> [DIRECTIONS]: Copy each line below exactly and leave the pictures out.

╭─ DATA FOR PROCESSING

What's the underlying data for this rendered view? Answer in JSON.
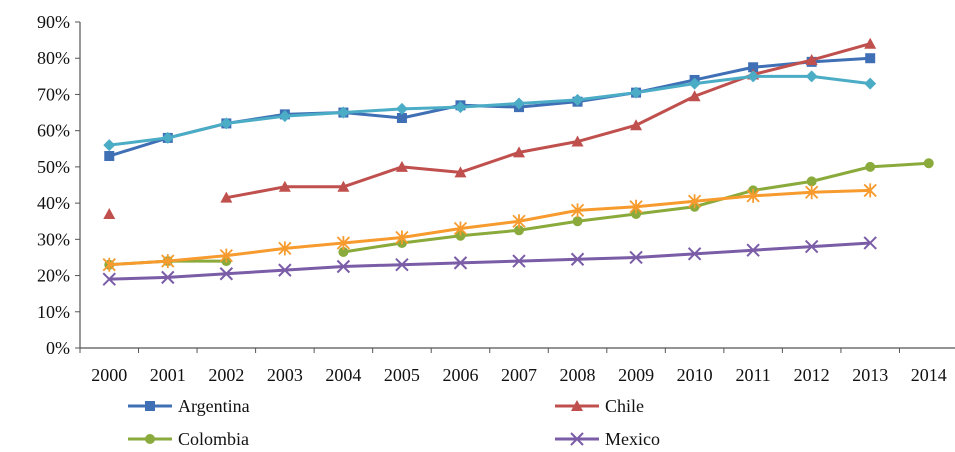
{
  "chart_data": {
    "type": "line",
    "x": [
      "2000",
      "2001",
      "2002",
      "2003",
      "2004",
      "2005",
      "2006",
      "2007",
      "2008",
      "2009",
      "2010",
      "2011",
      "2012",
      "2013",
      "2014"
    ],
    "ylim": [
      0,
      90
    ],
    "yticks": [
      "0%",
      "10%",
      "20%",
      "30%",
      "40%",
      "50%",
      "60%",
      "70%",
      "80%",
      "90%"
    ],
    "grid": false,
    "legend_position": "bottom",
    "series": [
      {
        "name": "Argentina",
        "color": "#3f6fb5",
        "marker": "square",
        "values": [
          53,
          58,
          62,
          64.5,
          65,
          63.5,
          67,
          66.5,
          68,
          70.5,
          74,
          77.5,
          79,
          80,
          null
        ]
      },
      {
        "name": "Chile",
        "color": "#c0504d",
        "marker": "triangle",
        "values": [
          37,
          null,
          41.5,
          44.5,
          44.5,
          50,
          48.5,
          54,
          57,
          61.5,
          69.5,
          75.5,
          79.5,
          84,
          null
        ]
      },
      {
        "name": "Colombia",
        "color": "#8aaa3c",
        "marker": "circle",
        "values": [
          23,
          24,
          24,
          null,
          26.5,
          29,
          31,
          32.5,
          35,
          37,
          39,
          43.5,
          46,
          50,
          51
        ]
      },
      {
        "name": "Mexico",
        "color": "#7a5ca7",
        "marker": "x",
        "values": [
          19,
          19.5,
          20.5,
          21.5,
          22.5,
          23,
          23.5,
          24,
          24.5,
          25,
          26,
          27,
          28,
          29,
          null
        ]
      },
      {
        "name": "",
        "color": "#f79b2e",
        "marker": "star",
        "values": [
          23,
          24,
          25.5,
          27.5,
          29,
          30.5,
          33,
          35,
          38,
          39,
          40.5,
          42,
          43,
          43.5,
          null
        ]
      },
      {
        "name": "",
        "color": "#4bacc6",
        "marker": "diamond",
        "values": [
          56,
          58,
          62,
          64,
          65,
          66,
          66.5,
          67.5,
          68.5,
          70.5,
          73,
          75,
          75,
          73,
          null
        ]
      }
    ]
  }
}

╰─

> [CORRECT OUTPUT]:
What's the underlying data for this rendered view? Answer in JSON.
{
  "chart_data": {
    "type": "line",
    "x": [
      "2000",
      "2001",
      "2002",
      "2003",
      "2004",
      "2005",
      "2006",
      "2007",
      "2008",
      "2009",
      "2010",
      "2011",
      "2012",
      "2013",
      "2014"
    ],
    "ylim": [
      0,
      90
    ],
    "yticks": [
      "0%",
      "10%",
      "20%",
      "30%",
      "40%",
      "50%",
      "60%",
      "70%",
      "80%",
      "90%"
    ],
    "grid": false,
    "legend_position": "bottom",
    "series": [
      {
        "name": "Argentina",
        "color": "#3f6fb5",
        "marker": "square",
        "values": [
          53,
          58,
          62,
          64.5,
          65,
          63.5,
          67,
          66.5,
          68,
          70.5,
          74,
          77.5,
          79,
          80,
          null
        ]
      },
      {
        "name": "Chile",
        "color": "#c0504d",
        "marker": "triangle",
        "values": [
          37,
          null,
          41.5,
          44.5,
          44.5,
          50,
          48.5,
          54,
          57,
          61.5,
          69.5,
          75.5,
          79.5,
          84,
          null
        ]
      },
      {
        "name": "Colombia",
        "color": "#8aaa3c",
        "marker": "circle",
        "values": [
          23,
          24,
          24,
          null,
          26.5,
          29,
          31,
          32.5,
          35,
          37,
          39,
          43.5,
          46,
          50,
          51
        ]
      },
      {
        "name": "Mexico",
        "color": "#7a5ca7",
        "marker": "x",
        "values": [
          19,
          19.5,
          20.5,
          21.5,
          22.5,
          23,
          23.5,
          24,
          24.5,
          25,
          26,
          27,
          28,
          29,
          null
        ]
      },
      {
        "name": "",
        "color": "#f79b2e",
        "marker": "star",
        "values": [
          23,
          24,
          25.5,
          27.5,
          29,
          30.5,
          33,
          35,
          38,
          39,
          40.5,
          42,
          43,
          43.5,
          null
        ]
      },
      {
        "name": "",
        "color": "#4bacc6",
        "marker": "diamond",
        "values": [
          56,
          58,
          62,
          64,
          65,
          66,
          66.5,
          67.5,
          68.5,
          70.5,
          73,
          75,
          75,
          73,
          null
        ]
      }
    ]
  }
}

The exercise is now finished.